EXERCISE PROMPT
Wherever "text" appears in a line, copy that line.

Stored records:
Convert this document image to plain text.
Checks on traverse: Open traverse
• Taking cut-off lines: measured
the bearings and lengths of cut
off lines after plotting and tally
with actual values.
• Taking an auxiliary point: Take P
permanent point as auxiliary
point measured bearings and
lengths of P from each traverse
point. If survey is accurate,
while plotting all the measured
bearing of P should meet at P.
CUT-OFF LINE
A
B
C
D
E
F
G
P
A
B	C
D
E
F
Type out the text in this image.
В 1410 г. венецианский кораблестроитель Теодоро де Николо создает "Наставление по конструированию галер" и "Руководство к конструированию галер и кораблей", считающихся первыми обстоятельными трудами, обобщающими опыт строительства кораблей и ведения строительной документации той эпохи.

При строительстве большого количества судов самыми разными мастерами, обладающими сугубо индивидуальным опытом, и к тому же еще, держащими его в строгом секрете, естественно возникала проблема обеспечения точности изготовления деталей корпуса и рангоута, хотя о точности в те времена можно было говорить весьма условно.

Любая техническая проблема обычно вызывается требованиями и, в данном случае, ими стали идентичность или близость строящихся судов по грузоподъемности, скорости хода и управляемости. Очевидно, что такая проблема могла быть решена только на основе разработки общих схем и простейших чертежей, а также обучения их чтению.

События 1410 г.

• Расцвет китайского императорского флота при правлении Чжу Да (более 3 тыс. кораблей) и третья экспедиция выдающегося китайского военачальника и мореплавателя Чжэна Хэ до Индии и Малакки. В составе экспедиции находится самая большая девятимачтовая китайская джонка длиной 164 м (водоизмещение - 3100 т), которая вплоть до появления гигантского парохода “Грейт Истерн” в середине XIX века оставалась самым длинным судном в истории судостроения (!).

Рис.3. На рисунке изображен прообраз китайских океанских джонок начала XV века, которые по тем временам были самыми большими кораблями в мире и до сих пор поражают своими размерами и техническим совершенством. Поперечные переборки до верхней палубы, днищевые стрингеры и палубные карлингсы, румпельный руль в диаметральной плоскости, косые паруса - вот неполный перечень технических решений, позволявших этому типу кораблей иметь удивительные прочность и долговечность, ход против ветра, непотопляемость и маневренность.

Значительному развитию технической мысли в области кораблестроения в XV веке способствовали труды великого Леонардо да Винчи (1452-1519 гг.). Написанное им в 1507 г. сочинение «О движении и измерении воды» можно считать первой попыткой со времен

WRITTEN SOLUTION
Convert this document image to plain text.
Type out the text in this image.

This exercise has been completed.